### [WHAT YOU HAVE TO DO]
Extend the onboarding article below, picking up right after its final sentence.

Navigating Your Onboarding

There are few high level differences in how companies tackle bringing on a new hire— aka, onboarding. Here at Greenhouse, we define the onboarding process as the time between when the new hire signs their offer to the point when they are fully contributing in their role.

The Harvard Business Review published a great article about effective employee (specifically executive) onboarding. One of the main points that resonated with me is the emphasis on the initiatives the new hire should take on themselves— doing what it takes to grow into a fully functioning member of the team as quickly and smoothly as possible.

Regardless of your level, taking initiative and managing above what the company does to onboard you is a great way to set yourself up for success at the start of a new job. Much of my own design practice centers around empowering product teams to make better decisions. To achieve that, there’s much beyond the ‘craft’ of design — it’s also about developing an understanding of the business’ organizational ecosystem early on. This early awareness became the focus of my own onboarding journey.

I joined Greenhouse Software just over a month ago. Coming from a company that I was at for over 3 years, it has been quite a journey to start fresh. I wanted to share some dos and don’ts that have helped me during this transition. I’m writing this as a designer who has spent time at a few different companies, but I imagine much of this can be applied to other tenures and roles as well.

Do: Reflect

I spent a lot of time thinking about the challenges I experienced in my last role. For example, in my last role there were stakeholders who did not understand the role of a designer — this dynamic improved over time but took longer than what I would have hoped. I gave myself an action item to make sure to keep this in mind at my next role. Write these down in whatever format works for you.

Ask yourself:

  • What worked well in your day to day? Why?
  • What did not work so well? Why?
  • How did [this process] affect my team?
  • What do I wish I had a bigger impact/influence on?
Example: As a Designer, when I am presenting designs, it is crucial to have my work reviewed regularly by my Engineering and Customer Success stakeholders, because this ensures a diverse perspective and well rounded discussions.

[Data items]
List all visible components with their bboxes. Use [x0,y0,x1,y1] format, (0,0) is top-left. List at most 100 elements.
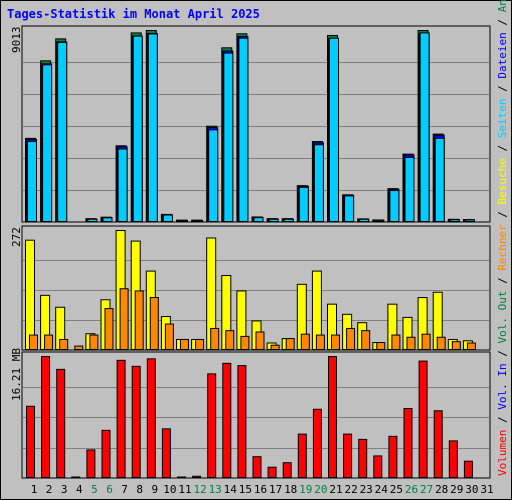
bar-rechner [104,308,114,350]
bar-volumen [418,360,428,479]
bar-seiten [268,218,279,222]
bar-seiten [389,190,400,223]
bar-seiten [464,219,475,223]
bar-volumen [237,365,247,478]
day-label: 29 [450,483,463,496]
bar-seiten [208,129,219,222]
bar-rechner [331,334,340,351]
bar-volumen [192,475,202,478]
bar-seiten [449,219,460,223]
bar-seiten [374,219,385,223]
day-label: 14 [224,483,238,496]
day-label: 8 [136,483,143,496]
bar-seiten [298,186,309,222]
legend-sep1: / [496,410,509,430]
legend-seiten: Seiten [496,98,509,138]
bar-rechner [391,334,401,351]
bar-volumen [267,466,277,478]
bar-volumen [328,356,337,478]
legend-anfragen: Anfragen [496,0,509,12]
bar-seiten [238,37,249,222]
panel-requests-max-label: 9013 [10,27,23,54]
legend-rechner: Rechner [496,224,509,271]
bar-volumen [358,438,368,479]
bar-volumen [312,408,322,478]
bar-rechner [59,338,69,350]
bar-rechner [421,333,431,351]
bar-rechner [361,330,371,351]
legend-vol_out: Vol. Out [496,291,509,344]
chart-title: Tages-Statistik im Monat April 2025 [7,7,260,21]
bar-rechner [346,327,356,350]
panel-visits-max-label: 272 [10,227,23,247]
bar-seiten [87,218,98,222]
bar-rechner [466,342,476,350]
bar-volumen [252,456,262,479]
bar-volumen [161,428,171,479]
day-label: 26 [405,483,418,496]
bar-seiten [223,52,234,222]
day-label: 6 [106,483,113,496]
day-label: 7 [121,483,128,496]
day-label: 23 [360,483,373,496]
legend-sep4: / [496,204,509,224]
day-label: 24 [375,483,389,496]
day-label: 9 [151,483,158,496]
bar-seiten [283,218,294,222]
bar-rechner [89,334,99,351]
day-label: 11 [178,483,191,496]
bar-rechner [134,290,144,350]
day-label: 27 [420,483,433,496]
bar-rechner [180,338,189,350]
bar-rechner [376,342,386,351]
day-label: 13 [209,483,222,496]
bar-seiten [132,35,143,223]
bar-rechner [44,334,54,351]
bar-volumen [448,440,458,478]
day-label: 2 [46,483,53,496]
bar-volumen [207,373,217,478]
legend-besuche: Besuche [496,158,509,204]
bar-rechner [300,333,310,351]
bar-rechner [195,338,205,350]
day-label: 12 [193,483,206,496]
day-label: 1 [31,483,38,496]
day-label: 22 [344,483,357,496]
bar-volumen [86,449,96,478]
bar-rechner [451,341,461,351]
day-label: 18 [284,483,297,496]
bar-rechner [119,288,129,350]
bar-seiten [434,137,445,222]
bar-volumen [343,433,353,478]
bar-volumen [433,410,443,478]
bar-rechner [149,297,159,351]
bar-seiten [313,144,324,223]
bar-volumen [116,359,126,479]
day-label: 20 [314,483,327,496]
bar-rechner [225,330,235,351]
bar-volumen [177,476,186,479]
day-label: 31 [480,483,493,496]
day-label: 3 [61,483,68,496]
panel-volume: 16.21 MB [10,348,491,479]
bar-volumen [403,408,413,478]
bar-seiten [147,33,158,222]
bar-seiten [57,41,68,222]
bar-volumen [282,462,292,479]
legend-sep6: / [496,79,509,99]
bar-volumen [297,433,307,478]
bar-rechner [74,345,84,350]
legend-sep5: / [496,138,509,158]
legend-sep2: / [496,344,509,364]
day-labels: 1 2 3 4 5 6 7 8 9 10 11 12 13 14 15 16 17 18 19 20 21 22 23 24 2… [31,483,494,496]
bar-rechner [164,323,174,351]
day-label: 21 [329,483,342,496]
bar-seiten [419,32,430,222]
bar-rechner [29,334,38,351]
day-label: 25 [390,483,403,496]
bar-volumen [26,405,35,478]
bar-seiten [117,148,128,223]
bar-besuche [25,239,35,351]
day-label: 16 [254,483,267,496]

### [TASK ANSWER]
Don’t: Ignore Your Biases

Bias is something we all carry, and they are hard to recognize. Consider your own biases such as processes or workflows you favor over others. Realize that it’s totally normal to bring those biases, but be sure to reflect on them. Lean into those uncertainties, acknowledge them, and keep an open mind.

Ask yourself:

  • Why am I reacting negatively?
  • What about this was better? Why?
  • What does this remind me of?
Example: As a Designer, when I am unfamiliar with the product/process, I feel anxious because I don’t feel like I can contribute meaningfully.

Do: Be Proactive

Think about how you like to get to know people! I prefer getting to know others in a smaller setting, so I spend a lot of time asking my co-workers out for coffee or tea. Another way is to email or chat people to say hello. It may feel awkward, but this is a really great way to start understanding how the organization operates.


  • Your manager and teammates also need to learn to work with you, help them!
  • Each relationship is different. Be proactive in figuring out what works best for you.
  • Give honest feedback. It feels tough to do this when you’re new, but acknowledging what is working well and what is not to the people around you will only help them improve.
Example: How might I communicate my goals to my manager more effectively?

Don’t: Go Overboard (ಠ‿ಠ)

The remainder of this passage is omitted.